▶ [Task prompt]: Word for word, restate every line of the listing that follows.

▶ [Provided records]:

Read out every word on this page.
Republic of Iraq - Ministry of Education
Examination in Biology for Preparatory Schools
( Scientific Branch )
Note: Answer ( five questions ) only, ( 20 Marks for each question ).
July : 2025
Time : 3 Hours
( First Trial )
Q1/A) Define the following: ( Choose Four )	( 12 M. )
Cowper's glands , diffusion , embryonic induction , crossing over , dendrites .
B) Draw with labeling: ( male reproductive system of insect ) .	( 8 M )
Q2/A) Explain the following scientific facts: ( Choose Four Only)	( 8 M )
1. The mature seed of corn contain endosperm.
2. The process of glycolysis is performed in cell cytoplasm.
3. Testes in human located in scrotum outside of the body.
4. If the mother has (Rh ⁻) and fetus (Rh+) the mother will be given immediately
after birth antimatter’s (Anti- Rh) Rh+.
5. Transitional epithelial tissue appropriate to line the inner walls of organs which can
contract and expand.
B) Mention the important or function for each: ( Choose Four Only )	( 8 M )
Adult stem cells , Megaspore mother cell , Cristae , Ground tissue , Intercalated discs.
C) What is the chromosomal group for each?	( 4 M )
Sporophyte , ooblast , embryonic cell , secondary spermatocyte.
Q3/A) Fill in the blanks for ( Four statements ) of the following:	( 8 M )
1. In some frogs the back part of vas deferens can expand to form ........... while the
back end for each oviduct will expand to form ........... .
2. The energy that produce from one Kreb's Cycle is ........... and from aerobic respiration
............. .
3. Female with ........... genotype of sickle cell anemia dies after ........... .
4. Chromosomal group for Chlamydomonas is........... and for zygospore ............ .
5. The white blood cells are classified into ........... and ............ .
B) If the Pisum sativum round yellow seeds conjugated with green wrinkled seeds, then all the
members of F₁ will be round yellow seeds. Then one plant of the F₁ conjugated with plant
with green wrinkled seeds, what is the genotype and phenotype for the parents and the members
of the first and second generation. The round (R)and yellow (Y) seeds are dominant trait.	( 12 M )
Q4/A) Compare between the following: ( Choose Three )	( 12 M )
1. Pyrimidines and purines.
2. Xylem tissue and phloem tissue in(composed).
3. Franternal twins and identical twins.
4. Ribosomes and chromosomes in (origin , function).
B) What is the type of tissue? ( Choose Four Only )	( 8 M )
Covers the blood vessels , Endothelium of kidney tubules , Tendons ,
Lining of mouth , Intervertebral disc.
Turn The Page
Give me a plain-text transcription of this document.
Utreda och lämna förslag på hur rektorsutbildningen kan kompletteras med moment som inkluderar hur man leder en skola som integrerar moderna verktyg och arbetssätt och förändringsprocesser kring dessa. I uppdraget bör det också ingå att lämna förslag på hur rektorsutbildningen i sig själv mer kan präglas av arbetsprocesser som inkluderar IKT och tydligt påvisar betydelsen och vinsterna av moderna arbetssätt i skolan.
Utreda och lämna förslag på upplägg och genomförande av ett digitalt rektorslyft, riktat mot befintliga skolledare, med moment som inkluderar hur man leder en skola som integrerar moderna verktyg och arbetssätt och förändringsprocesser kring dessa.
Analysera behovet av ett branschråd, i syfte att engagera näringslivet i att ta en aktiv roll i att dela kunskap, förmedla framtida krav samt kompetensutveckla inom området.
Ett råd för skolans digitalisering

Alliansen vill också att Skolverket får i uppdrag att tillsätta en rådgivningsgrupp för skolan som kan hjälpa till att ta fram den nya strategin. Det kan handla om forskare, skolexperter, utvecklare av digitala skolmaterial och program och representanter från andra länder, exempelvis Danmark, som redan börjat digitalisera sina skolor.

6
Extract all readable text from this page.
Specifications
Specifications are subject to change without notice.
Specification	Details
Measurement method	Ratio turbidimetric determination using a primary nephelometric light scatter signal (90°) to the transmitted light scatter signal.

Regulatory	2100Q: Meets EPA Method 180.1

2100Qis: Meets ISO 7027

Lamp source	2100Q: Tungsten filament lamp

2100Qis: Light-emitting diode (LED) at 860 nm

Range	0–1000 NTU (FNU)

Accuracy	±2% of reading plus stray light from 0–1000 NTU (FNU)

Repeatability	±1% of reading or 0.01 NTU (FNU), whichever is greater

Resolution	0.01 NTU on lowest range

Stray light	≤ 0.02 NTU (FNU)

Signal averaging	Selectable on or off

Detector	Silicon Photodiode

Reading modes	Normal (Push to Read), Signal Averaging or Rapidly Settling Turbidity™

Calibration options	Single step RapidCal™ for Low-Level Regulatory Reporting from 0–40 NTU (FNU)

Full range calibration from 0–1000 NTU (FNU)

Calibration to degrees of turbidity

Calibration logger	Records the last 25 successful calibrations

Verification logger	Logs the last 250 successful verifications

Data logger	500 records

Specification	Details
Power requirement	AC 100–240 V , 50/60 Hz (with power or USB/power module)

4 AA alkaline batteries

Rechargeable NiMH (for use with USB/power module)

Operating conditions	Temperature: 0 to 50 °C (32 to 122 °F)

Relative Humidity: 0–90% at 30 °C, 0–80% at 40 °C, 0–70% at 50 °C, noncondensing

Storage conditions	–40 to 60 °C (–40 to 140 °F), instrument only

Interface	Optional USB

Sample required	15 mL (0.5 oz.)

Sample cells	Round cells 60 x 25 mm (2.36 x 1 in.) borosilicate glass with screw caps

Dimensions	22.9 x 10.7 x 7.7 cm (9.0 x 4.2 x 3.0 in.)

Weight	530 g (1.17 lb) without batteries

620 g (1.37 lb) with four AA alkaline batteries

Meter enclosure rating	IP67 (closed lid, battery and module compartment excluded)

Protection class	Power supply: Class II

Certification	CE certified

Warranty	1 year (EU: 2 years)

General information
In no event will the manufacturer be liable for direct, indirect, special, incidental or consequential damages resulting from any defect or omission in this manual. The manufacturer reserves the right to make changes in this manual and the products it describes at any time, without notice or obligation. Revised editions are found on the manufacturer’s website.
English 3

▶ [Result]:
Read out every word on this page.
Republic of Iraq - Ministry of Education
Examination in Biology for Preparatory Schools
( Scientific Branch )
Note: Answer ( five questions ) only, ( 20 Marks for each question ).
July : 2025
Time : 3 Hours
( First Trial )
Q1/A) Define the following: ( Choose Four )	( 12 M. )
Cowper's glands , diffusion , embryonic induction , crossing over , dendrites .
B) Draw with labeling: ( male reproductive system of insect ) .	( 8 M )
Q2/A) Explain the following scientific facts: ( Choose Four Only)	( 8 M )
1. The mature seed of corn contain endosperm.
2. The process of glycolysis is performed in cell cytoplasm.
3. Testes in human located in scrotum outside of the body.
4. If the mother has (Rh ⁻) and fetus (Rh+) the mother will be given immediately
after birth antimatter’s (Anti- Rh) Rh+.
5. Transitional epithelial tissue appropriate to line the inner walls of organs which can
contract and expand.
B) Mention the important or function for each: ( Choose Four Only )	( 8 M )
Adult stem cells , Megaspore mother cell , Cristae , Ground tissue , Intercalated discs.
C) What is the chromosomal group for each?	( 4 M )
Sporophyte , ooblast , embryonic cell , secondary spermatocyte.
Q3/A) Fill in the blanks for ( Four statements ) of the following:	( 8 M )
1. In some frogs the back part of vas deferens can expand to form ........... while the
back end for each oviduct will expand to form ........... .
2. The energy that produce from one Kreb's Cycle is ........... and from aerobic respiration
............. .
3. Female with ........... genotype of sickle cell anemia dies after ........... .
4. Chromosomal group for Chlamydomonas is........... and for zygospore ............ .
5. The white blood cells are classified into ........... and ............ .
B) If the Pisum sativum round yellow seeds conjugated with green wrinkled seeds, then all the
members of F₁ will be round yellow seeds. Then one plant of the F₁ conjugated with plant
with green wrinkled seeds, what is the genotype and phenotype for the parents and the members
of the first and second generation. The round (R)and yellow (Y) seeds are dominant trait.	( 12 M )
Q4/A) Compare between the following: ( Choose Three )	( 12 M )
1. Pyrimidines and purines.
2. Xylem tissue and phloem tissue in(composed).
3. Franternal twins and identical twins.
4. Ribosomes and chromosomes in (origin , function).
B) What is the type of tissue? ( Choose Four Only )	( 8 M )
Covers the blood vessels , Endothelium of kidney tubules , Tendons ,
Lining of mouth , Intervertebral disc.
Turn The Page
Give me a plain-text transcription of this document.
Utreda och lämna förslag på hur rektorsutbildningen kan kompletteras med moment som inkluderar hur man leder en skola som integrerar moderna verktyg och arbetssätt och förändringsprocesser kring dessa. I uppdraget bör det också ingå att lämna förslag på hur rektorsutbildningen i sig själv mer kan präglas av arbetsprocesser som inkluderar IKT och tydligt påvisar betydelsen och vinsterna av moderna arbetssätt i skolan.
Utreda och lämna förslag på upplägg och genomförande av ett digitalt rektorslyft, riktat mot befintliga skolledare, med moment som inkluderar hur man leder en skola som integrerar moderna verktyg och arbetssätt och förändringsprocesser kring dessa.
Analysera behovet av ett branschråd, i syfte att engagera näringslivet i att ta en aktiv roll i att dela kunskap, förmedla framtida krav samt kompetensutveckla inom området.
Ett råd för skolans digitalisering

Alliansen vill också att Skolverket får i uppdrag att tillsätta en rådgivningsgrupp för skolan som kan hjälpa till att ta fram den nya strategin. Det kan handla om forskare, skolexperter, utvecklare av digitala skolmaterial och program och representanter från andra länder, exempelvis Danmark, som redan börjat digitalisera sina skolor.

6
Extract all readable text from this page.
Specifications
Specifications are subject to change without notice.
Specification	Details
Measurement method	Ratio turbidimetric determination using a primary nephelometric light scatter signal (90°) to the transmitted light scatter signal.

Regulatory	2100Q: Meets EPA Method 180.1

2100Qis: Meets ISO 7027

Lamp source	2100Q: Tungsten filament lamp

2100Qis: Light-emitting diode (LED) at 860 nm

Range	0–1000 NTU (FNU)

Accuracy	±2% of reading plus stray light from 0–1000 NTU (FNU)

Repeatability	±1% of reading or 0.01 NTU (FNU), whichever is greater

Resolution	0.01 NTU on lowest range

Stray light	≤ 0.02 NTU (FNU)

Signal averaging	Selectable on or off

Detector	Silicon Photodiode

Reading modes	Normal (Push to Read), Signal Averaging or Rapidly Settling Turbidity™

Calibration options	Single step RapidCal™ for Low-Level Regulatory Reporting from 0–40 NTU (FNU)

Full range calibration from 0–1000 NTU (FNU)

Calibration to degrees of turbidity

Calibration logger	Records the last 25 successful calibrations

Verification logger	Logs the last 250 successful verifications

Data logger	500 records

Specification	Details
Power requirement	AC 100–240 V , 50/60 Hz (with power or USB/power module)

4 AA alkaline batteries

Rechargeable NiMH (for use with USB/power module)

Operating conditions	Temperature: 0 to 50 °C (32 to 122 °F)

Relative Humidity: 0–90% at 30 °C, 0–80% at 40 °C, 0–70% at 50 °C, noncondensing

Storage conditions	–40 to 60 °C (–40 to 140 °F), instrument only

Interface	Optional USB

Sample required	15 mL (0.5 oz.)

Sample cells	Round cells 60 x 25 mm (2.36 x 1 in.) borosilicate glass with screw caps

Dimensions	22.9 x 10.7 x 7.7 cm (9.0 x 4.2 x 3.0 in.)

Weight	530 g (1.17 lb) without batteries

620 g (1.37 lb) with four AA alkaline batteries

Meter enclosure rating	IP67 (closed lid, battery and module compartment excluded)

Protection class	Power supply: Class II

Certification	CE certified

Warranty	1 year (EU: 2 years)

General information
In no event will the manufacturer be liable for direct, indirect, special, incidental or consequential damages resulting from any defect or omission in this manual. The manufacturer reserves the right to make changes in this manual and the products it describes at any time, without notice or obligation. Revised editions are found on the manufacturer’s website.
English 3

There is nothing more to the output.